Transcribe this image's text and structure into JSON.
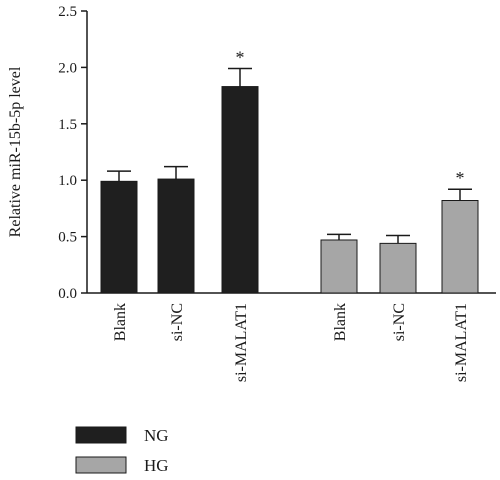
{
  "chart_data": {
    "type": "bar",
    "title": "",
    "xlabel": "",
    "ylabel": "Relative miR-15b-5p level",
    "ylim": [
      0,
      2.5
    ],
    "yticks": [
      "0.0",
      "0.5",
      "1.0",
      "1.5",
      "2.0",
      "2.5"
    ],
    "grid": false,
    "legend_position": "bottom-left",
    "groups": [
      {
        "name": "NG",
        "color": "#1f1f1f",
        "categories": [
          "Blank",
          "si-NC",
          "si-MALAT1"
        ],
        "values": [
          0.99,
          1.01,
          1.83
        ],
        "errors": [
          0.09,
          0.11,
          0.16
        ],
        "significance": [
          "",
          "",
          "*"
        ]
      },
      {
        "name": "HG",
        "color": "#a6a6a6",
        "categories": [
          "Blank",
          "si-NC",
          "si-MALAT1"
        ],
        "values": [
          0.47,
          0.44,
          0.82
        ],
        "errors": [
          0.05,
          0.07,
          0.1
        ],
        "significance": [
          "",
          "",
          "*"
        ]
      }
    ]
  }
}
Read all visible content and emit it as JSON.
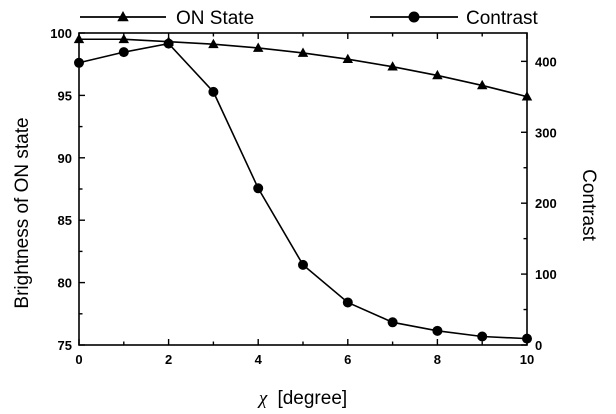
{
  "chart_data": {
    "type": "line",
    "xlabel_symbol": "χ",
    "xlabel": "[degree]",
    "ylabel_left": "Brightness of ON state",
    "ylabel_right": "Contrast",
    "xlim": [
      0,
      10
    ],
    "ylim_left": [
      75,
      100
    ],
    "ylim_right": [
      0,
      440
    ],
    "x_ticks": [
      0,
      2,
      4,
      6,
      8,
      10
    ],
    "y_left_ticks": [
      75,
      80,
      85,
      90,
      95,
      100
    ],
    "y_right_ticks": [
      0,
      100,
      200,
      300,
      400
    ],
    "grid": false,
    "legend_position": "top",
    "x": [
      0,
      1,
      2,
      3,
      4,
      5,
      6,
      7,
      8,
      9,
      10
    ],
    "series": [
      {
        "name": "ON State",
        "axis": "left",
        "marker": "triangle",
        "values": [
          99.5,
          99.5,
          99.3,
          99.1,
          98.8,
          98.4,
          97.9,
          97.3,
          96.6,
          95.8,
          94.9
        ]
      },
      {
        "name": "Contrast",
        "axis": "right",
        "marker": "circle",
        "values": [
          398,
          413,
          425,
          357,
          221,
          113,
          60,
          32,
          20,
          12,
          9
        ]
      }
    ]
  }
}
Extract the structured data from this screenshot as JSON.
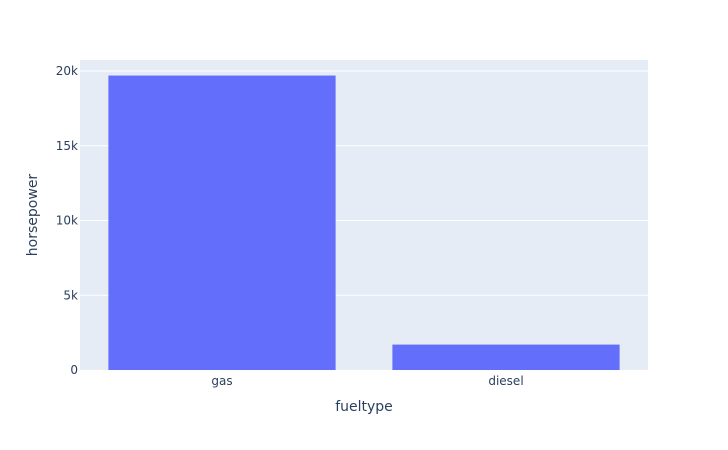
{
  "chart_data": {
    "type": "bar",
    "categories": [
      "gas",
      "diesel"
    ],
    "values": [
      19700,
      1700
    ],
    "title": "",
    "xlabel": "fueltype",
    "ylabel": "horsepower",
    "ylim": [
      0,
      20740
    ],
    "yticks": [
      0,
      5000,
      10000,
      15000,
      20000
    ],
    "ytick_labels": [
      "0",
      "5k",
      "10k",
      "15k",
      "20k"
    ],
    "grid": true,
    "bar_color": "#636efa",
    "plot_bg": "#e5ecf6",
    "grid_color": "#ffffff",
    "text_color": "#2a3f5f"
  }
}
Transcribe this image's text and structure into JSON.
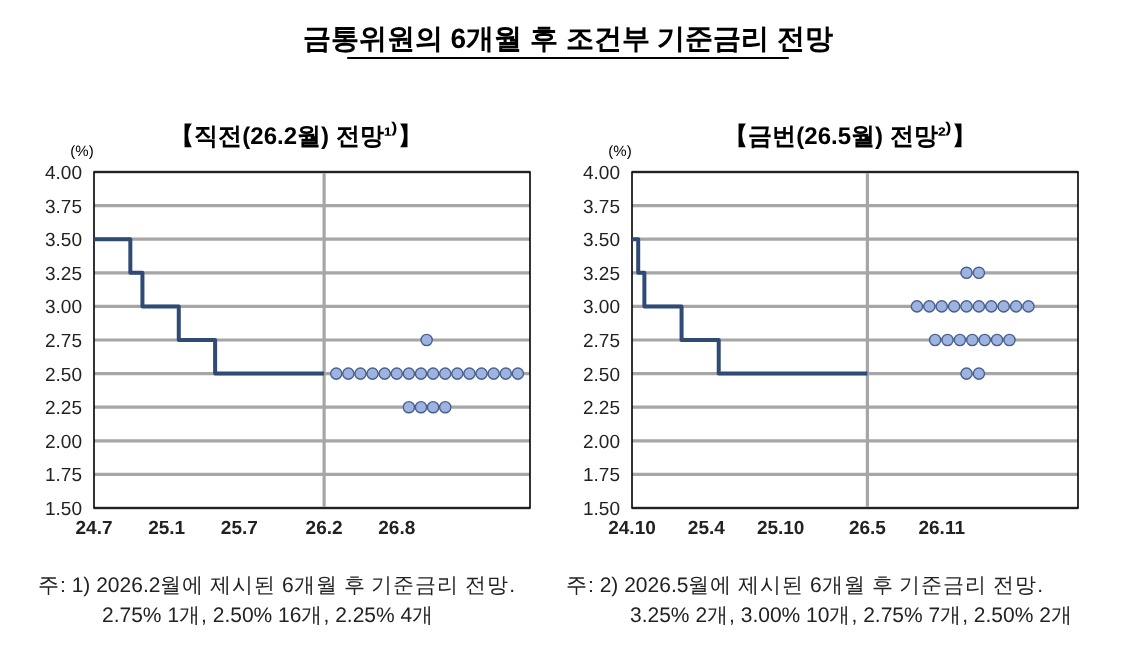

-------------------------

**Direction:** Exclude the images and reproduce the remaining data exactly.

**Exercise output:**
Transcribe this image's text and structure into JSON.
{
  "chart_data": {
    "type": "bar",
    "title": "",
    "xlabel": "",
    "ylabel": "Relative miR-15b-5p level",
    "ylim": [
      0,
      2.5
    ],
    "yticks": [
      "0.0",
      "0.5",
      "1.0",
      "1.5",
      "2.0",
      "2.5"
    ],
    "grid": false,
    "legend_position": "bottom-left",
    "groups": [
      {
        "name": "NG",
        "color": "#1f1f1f",
        "categories": [
          "Blank",
          "si-NC",
          "si-MALAT1"
        ],
        "values": [
          0.99,
          1.01,
          1.83
        ],
        "errors": [
          0.09,
          0.11,
          0.16
        ],
        "significance": [
          "",
          "",
          "*"
        ]
      },
      {
        "name": "HG",
        "color": "#a6a6a6",
        "categories": [
          "Blank",
          "si-NC",
          "si-MALAT1"
        ],
        "values": [
          0.47,
          0.44,
          0.82
        ],
        "errors": [
          0.05,
          0.07,
          0.1
        ],
        "significance": [
          "",
          "",
          "*"
        ]
      }
    ]
  }
}
Read all visible content and emit it as JSON.
{
  "chart_data": {
    "type": "line",
    "xlabel_symbol": "χ",
    "xlabel": "[degree]",
    "ylabel_left": "Brightness of ON state",
    "ylabel_right": "Contrast",
    "xlim": [
      0,
      10
    ],
    "ylim_left": [
      75,
      100
    ],
    "ylim_right": [
      0,
      440
    ],
    "x_ticks": [
      0,
      2,
      4,
      6,
      8,
      10
    ],
    "y_left_ticks": [
      75,
      80,
      85,
      90,
      95,
      100
    ],
    "y_right_ticks": [
      0,
      100,
      200,
      300,
      400
    ],
    "grid": false,
    "legend_position": "top",
    "x": [
      0,
      1,
      2,
      3,
      4,
      5,
      6,
      7,
      8,
      9,
      10
    ],
    "series": [
      {
        "name": "ON State",
        "axis": "left",
        "marker": "triangle",
        "values": [
          99.5,
          99.5,
          99.3,
          99.1,
          98.8,
          98.4,
          97.9,
          97.3,
          96.6,
          95.8,
          94.9
        ]
      },
      {
        "name": "Contrast",
        "axis": "right",
        "marker": "circle",
        "values": [
          398,
          413,
          425,
          357,
          221,
          113,
          60,
          32,
          20,
          12,
          9
        ]
      }
    ]
  }
}
Extract the structured data from this screenshot as JSON.
{
  "chart_data": {
    "type": "bar",
    "categories": [
      "gas",
      "diesel"
    ],
    "values": [
      19700,
      1700
    ],
    "title": "",
    "xlabel": "fueltype",
    "ylabel": "horsepower",
    "ylim": [
      0,
      20740
    ],
    "yticks": [
      0,
      5000,
      10000,
      15000,
      20000
    ],
    "ytick_labels": [
      "0",
      "5k",
      "10k",
      "15k",
      "20k"
    ],
    "grid": true,
    "bar_color": "#636efa",
    "plot_bg": "#e5ecf6",
    "grid_color": "#ffffff",
    "text_color": "#2a3f5f"
  }
}
Transcribe this image's text and structure into JSON.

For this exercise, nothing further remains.